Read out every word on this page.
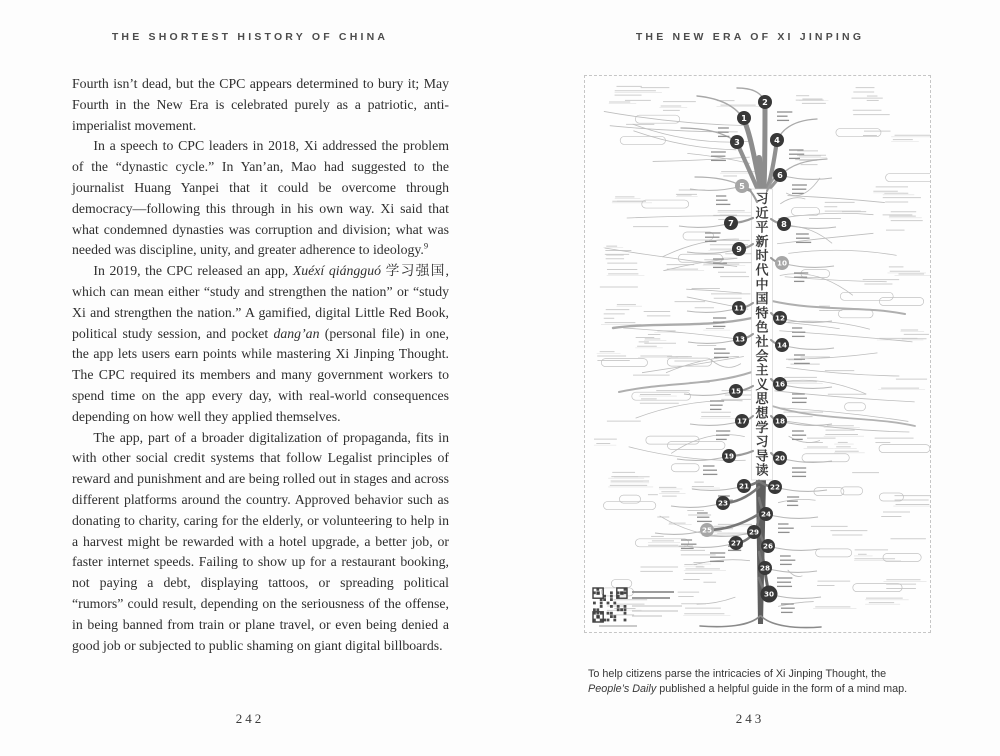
THE SHORTEST HISTORY OF CHINA

Fourth isn’t dead, but the CPC appears determined to bury it; May Fourth in the New Era is celebrated purely as a patriotic, anti-imperialist movement.

In a speech to CPC leaders in 2018, Xi addressed the problem of the “dynastic cycle.” In Yan’an, Mao had suggested to the journalist Huang Yanpei that it could be overcome through democracy—following this through in his own way. Xi said that what condemned dynasties was corruption and division; what was needed was discipline, unity, and greater adherence to ideology.$^9$

In 2019, the CPC released an app, Xuéxí qiángguó 学习强国, which can mean either “study and strengthen the nation” or “study Xi and strengthen the nation.” A gamified, digital Little Red Book, political study session, and pocket dang’an (personal file) in one, the app lets users earn points while mastering Xi Jinping Thought. The CPC required its members and many government workers to spend time on the app every day, with real-world consequences depending on how well they applied themselves.

The app, part of a broader digitalization of propaganda, fits in with other social credit systems that follow Legalist principles of reward and punishment and are being rolled out in stages and across different platforms around the country. Approved behavior such as donating to charity, caring for the elderly, or volunteering to help in a harvest might be rewarded with a hotel upgrade, a better job, or faster internet speeds. Failing to show up for a restaurant booking, not paying a debt, displaying tattoos, or spreading political “rumors” could result, depending on the seriousness of the offense, in being banned from train or plane travel, or even being denied a good job or subjected to public shaming on giant digital billboards.

242
THE NEW ERA OF XI JINPING
习
近
平
新
时
代
中
国
特
色
社
会
主
义
思
想
学
习
导
读
1
2
3	4
5
6
7	8
9
10
11
12
13
14
15
16
17	18
19	20
21	22
23
24
25
26
27
28
29
30

To help citizens parse the intricacies of Xi Jinping Thought, the People’s Daily published a helpful guide in the form of a mind map.

243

________________

Search the entries for the word "Thought", then list each line that holds it.

OUTPUT FOR THIS EXERCISE →
In 2019, the CPC released an app, Xuéxí qiángguó 学习强国, which can mean either “study and strengthen the nation” or “study Xi and strengthen the nation.” A gamified, digital Little Red Book, political study session, and pocket dang’an (personal file) in one, the app lets users earn points while mastering Xi Jinping Thought. The CPC required its members and many government workers to spend time on the app every day, with real-world consequences depending on how well they applied themselves.
To help citizens parse the intricacies of Xi Jinping Thought, the People’s Daily published a helpful guide in the form of a mind map.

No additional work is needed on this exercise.